▸ Extracted records:
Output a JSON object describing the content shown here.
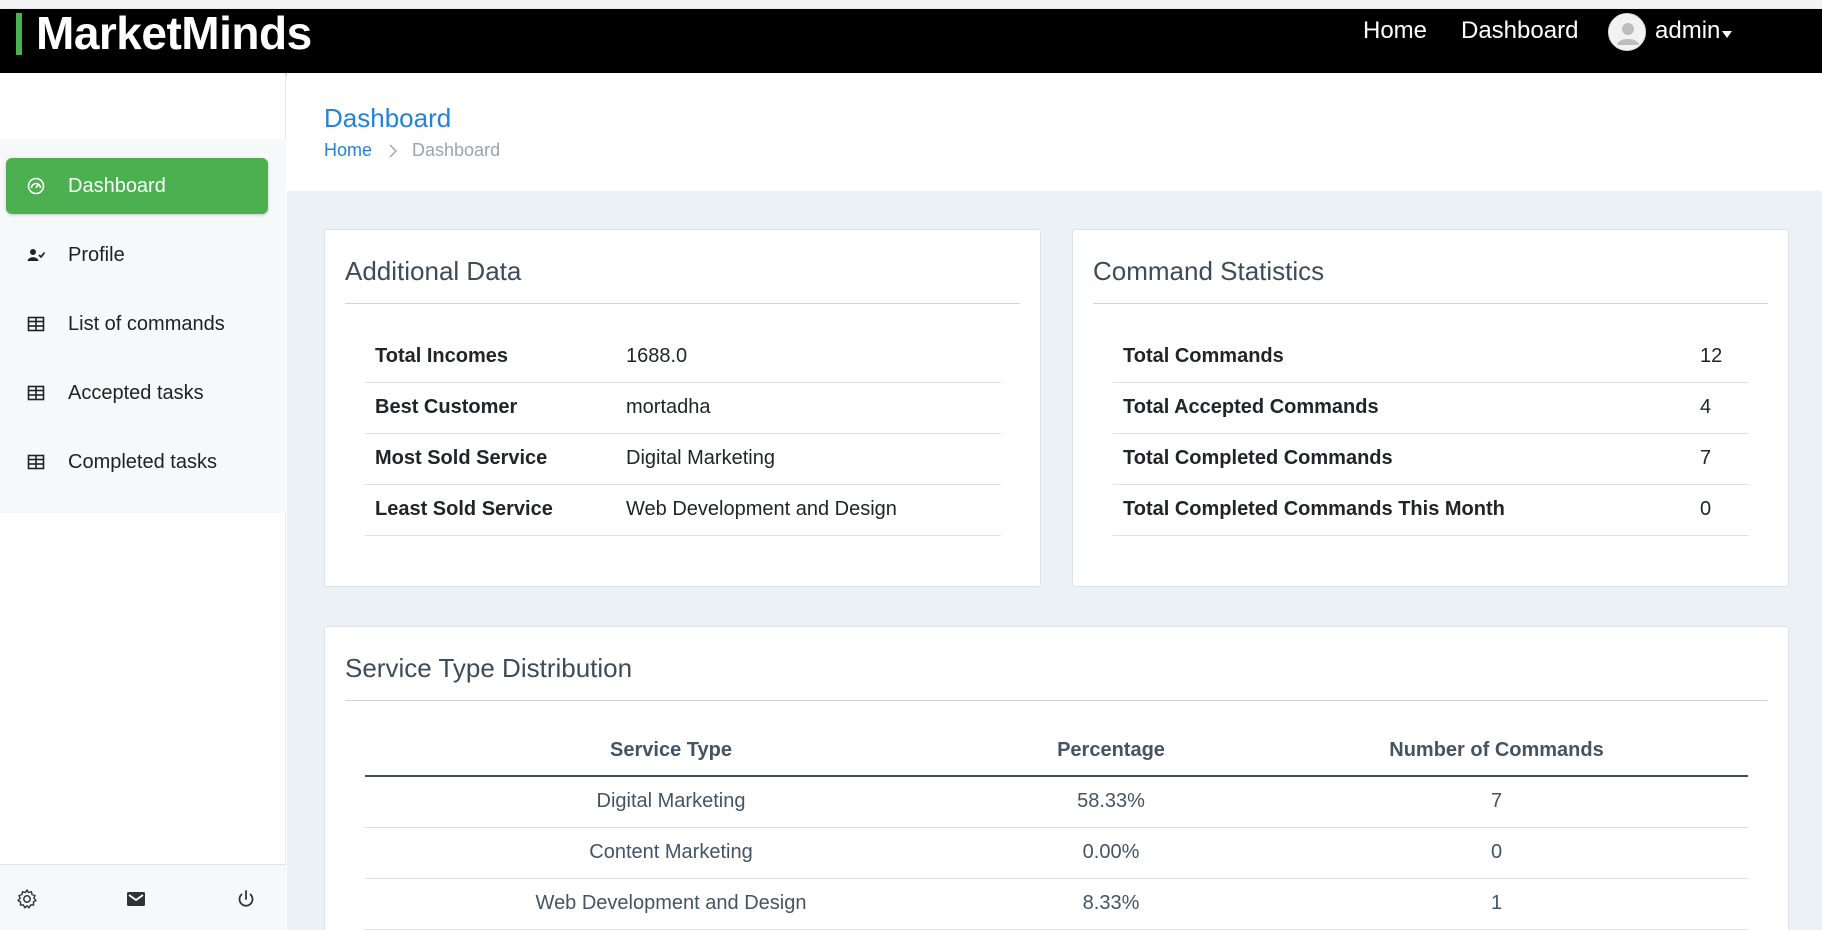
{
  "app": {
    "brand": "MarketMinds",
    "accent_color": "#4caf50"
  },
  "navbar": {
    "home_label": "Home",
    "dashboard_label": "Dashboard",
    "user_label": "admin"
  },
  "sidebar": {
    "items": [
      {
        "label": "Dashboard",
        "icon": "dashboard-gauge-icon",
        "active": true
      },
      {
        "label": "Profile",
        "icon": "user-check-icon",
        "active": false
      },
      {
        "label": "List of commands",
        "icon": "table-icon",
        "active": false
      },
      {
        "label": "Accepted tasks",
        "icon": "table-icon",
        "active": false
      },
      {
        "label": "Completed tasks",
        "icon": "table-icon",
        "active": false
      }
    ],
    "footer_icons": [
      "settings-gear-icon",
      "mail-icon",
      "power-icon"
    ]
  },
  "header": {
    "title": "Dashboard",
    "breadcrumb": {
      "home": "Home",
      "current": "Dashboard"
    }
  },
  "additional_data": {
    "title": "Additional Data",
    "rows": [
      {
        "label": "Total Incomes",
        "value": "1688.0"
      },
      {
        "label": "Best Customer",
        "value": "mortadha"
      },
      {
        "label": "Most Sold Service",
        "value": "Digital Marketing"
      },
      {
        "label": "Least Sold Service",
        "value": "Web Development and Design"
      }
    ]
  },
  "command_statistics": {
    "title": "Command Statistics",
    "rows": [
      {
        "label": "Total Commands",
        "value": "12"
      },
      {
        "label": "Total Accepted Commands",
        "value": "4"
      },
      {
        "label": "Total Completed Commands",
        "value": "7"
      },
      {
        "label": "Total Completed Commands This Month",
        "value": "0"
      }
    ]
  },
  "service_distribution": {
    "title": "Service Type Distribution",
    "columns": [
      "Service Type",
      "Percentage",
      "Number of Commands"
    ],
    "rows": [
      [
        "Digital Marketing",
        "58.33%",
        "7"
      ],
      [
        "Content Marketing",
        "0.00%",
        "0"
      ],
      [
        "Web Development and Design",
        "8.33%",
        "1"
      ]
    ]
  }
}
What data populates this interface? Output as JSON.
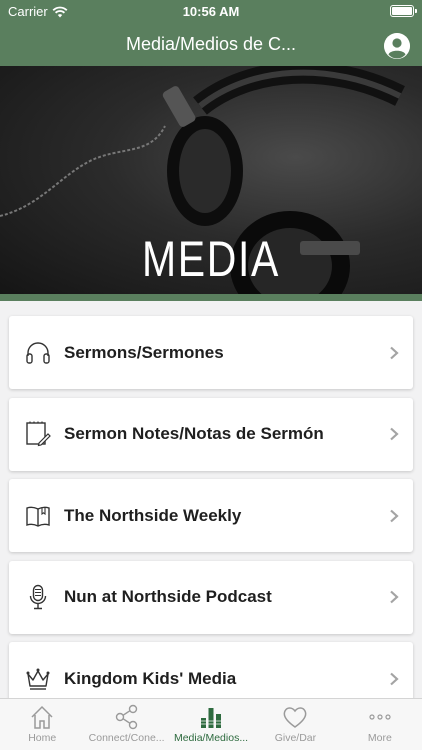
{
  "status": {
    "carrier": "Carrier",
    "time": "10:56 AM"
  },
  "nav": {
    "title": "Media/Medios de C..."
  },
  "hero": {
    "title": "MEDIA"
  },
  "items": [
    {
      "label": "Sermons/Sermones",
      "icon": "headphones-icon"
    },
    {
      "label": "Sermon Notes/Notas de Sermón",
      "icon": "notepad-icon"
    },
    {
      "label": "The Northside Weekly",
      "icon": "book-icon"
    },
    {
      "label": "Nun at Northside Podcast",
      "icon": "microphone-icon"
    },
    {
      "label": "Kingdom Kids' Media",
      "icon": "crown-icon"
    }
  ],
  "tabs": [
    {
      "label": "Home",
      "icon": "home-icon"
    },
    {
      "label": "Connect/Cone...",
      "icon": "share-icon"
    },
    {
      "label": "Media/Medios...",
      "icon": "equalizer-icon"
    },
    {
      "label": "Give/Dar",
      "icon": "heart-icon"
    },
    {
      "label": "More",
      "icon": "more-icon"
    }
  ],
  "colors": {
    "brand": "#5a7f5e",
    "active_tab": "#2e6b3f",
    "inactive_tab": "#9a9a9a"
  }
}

* * *

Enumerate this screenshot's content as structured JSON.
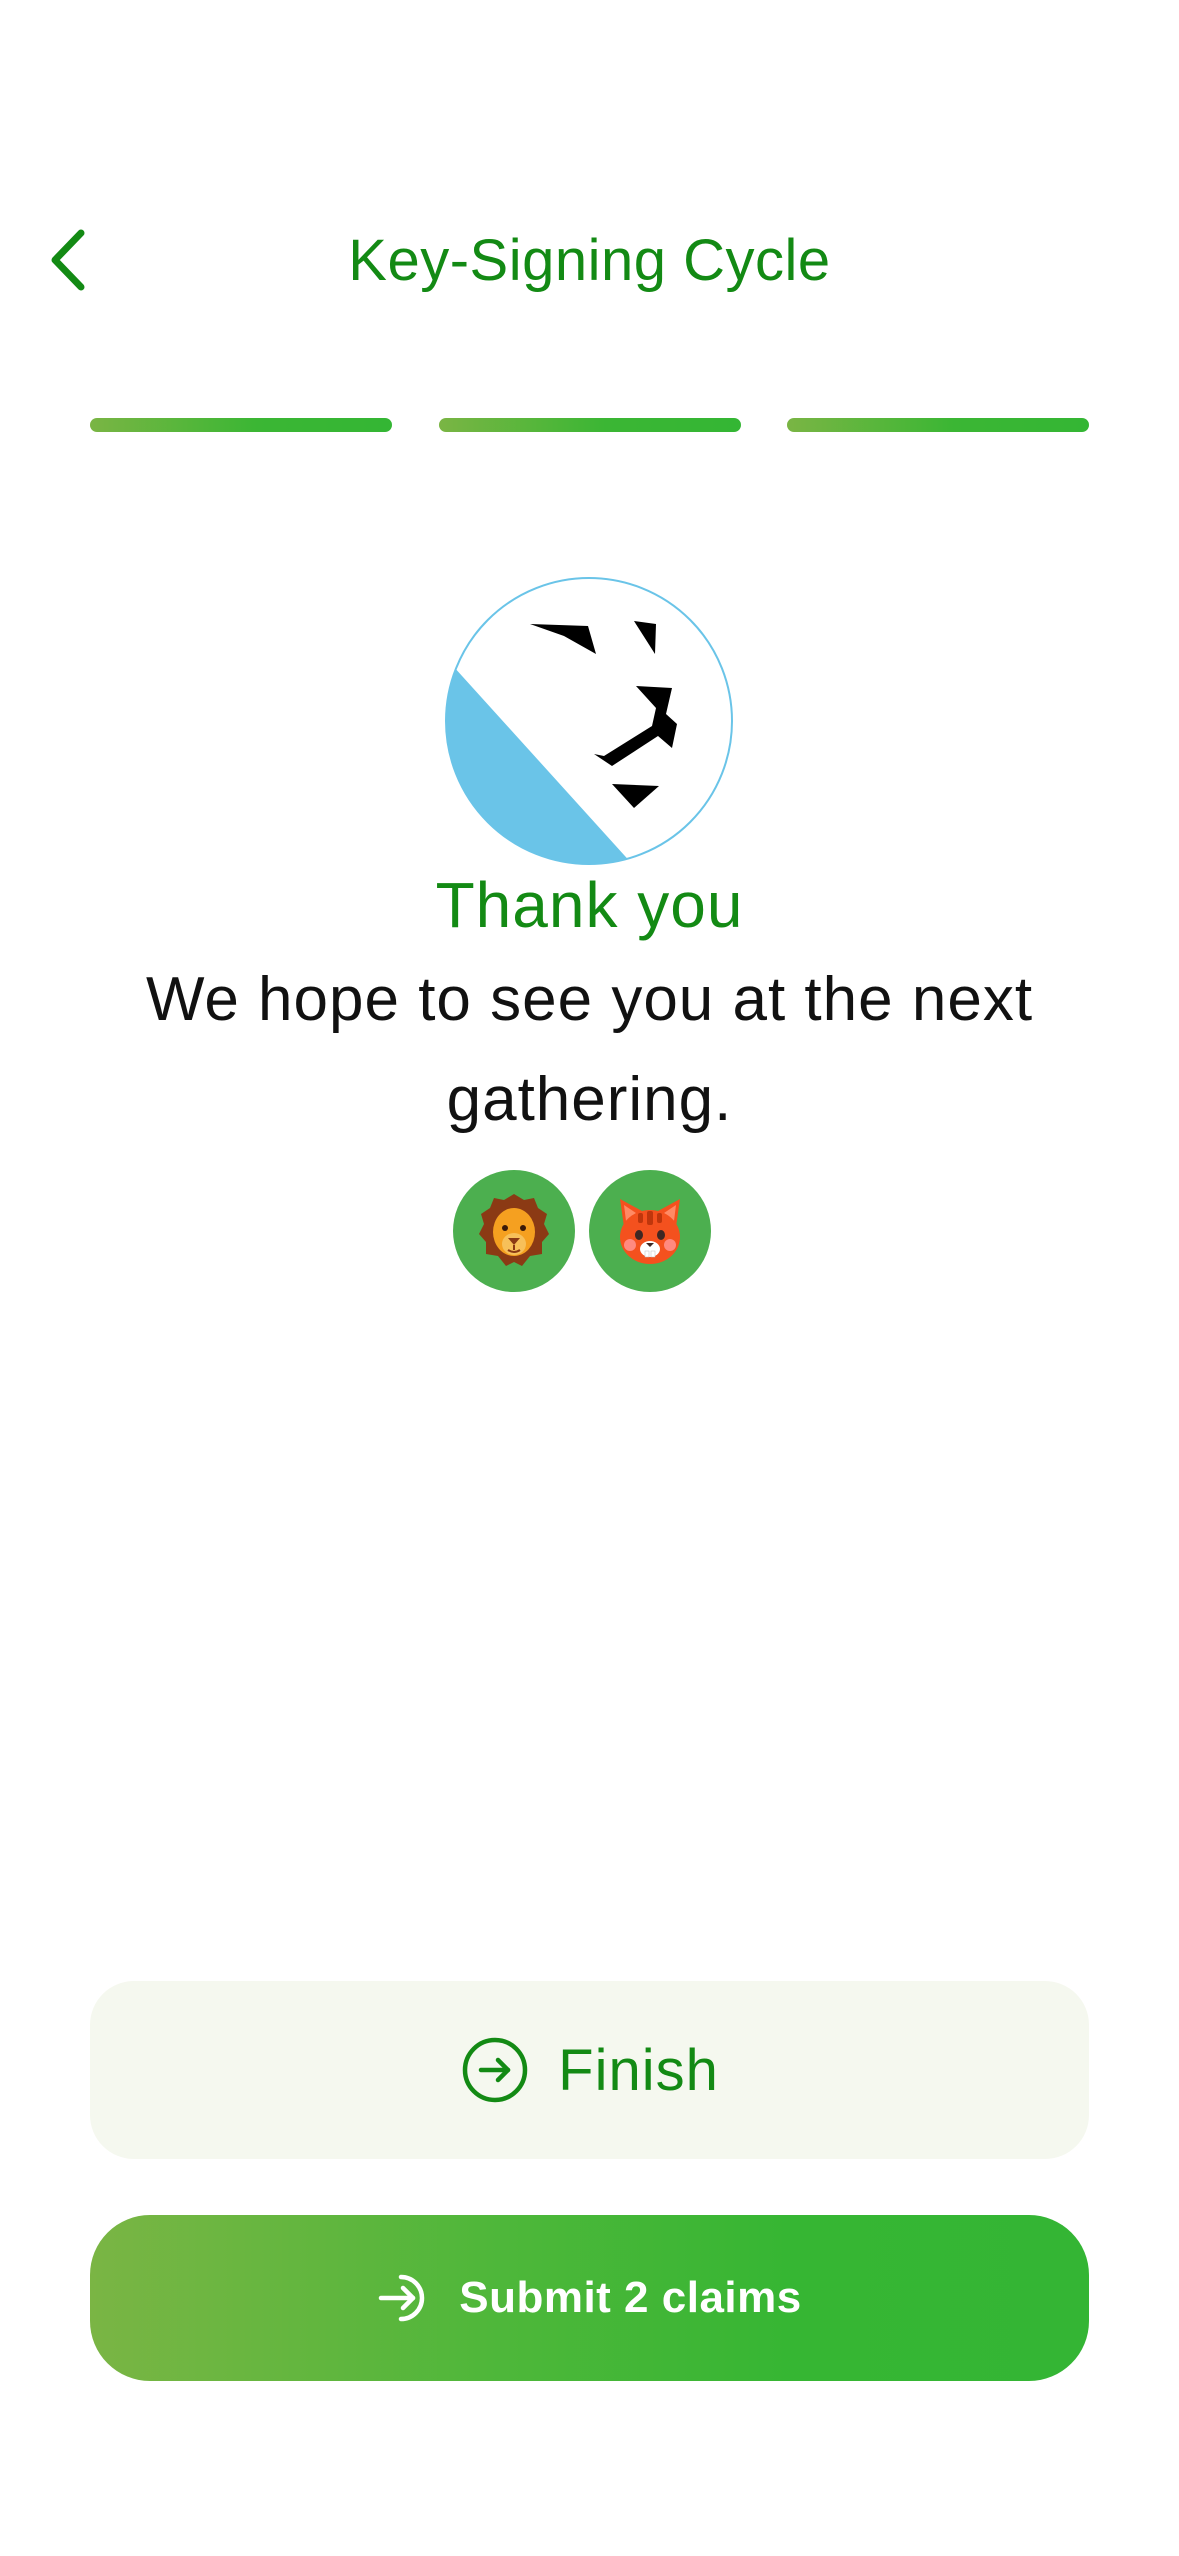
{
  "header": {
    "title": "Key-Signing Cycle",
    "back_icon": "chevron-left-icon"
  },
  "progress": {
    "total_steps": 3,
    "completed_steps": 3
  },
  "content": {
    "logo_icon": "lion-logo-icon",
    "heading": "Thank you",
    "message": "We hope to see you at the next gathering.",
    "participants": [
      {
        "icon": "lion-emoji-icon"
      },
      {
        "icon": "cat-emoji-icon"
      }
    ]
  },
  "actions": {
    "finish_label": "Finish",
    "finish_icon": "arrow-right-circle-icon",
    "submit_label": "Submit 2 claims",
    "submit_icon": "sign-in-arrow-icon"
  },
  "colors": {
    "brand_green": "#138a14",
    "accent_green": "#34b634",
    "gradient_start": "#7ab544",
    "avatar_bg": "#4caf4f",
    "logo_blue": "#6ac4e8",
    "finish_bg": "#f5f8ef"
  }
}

▸ Exercise: Return each line in the records that holds the string "Northside".

▸ Exercise result:
      "label": "The Northside Weekly",
      "label": "Nun at Northside Podcast",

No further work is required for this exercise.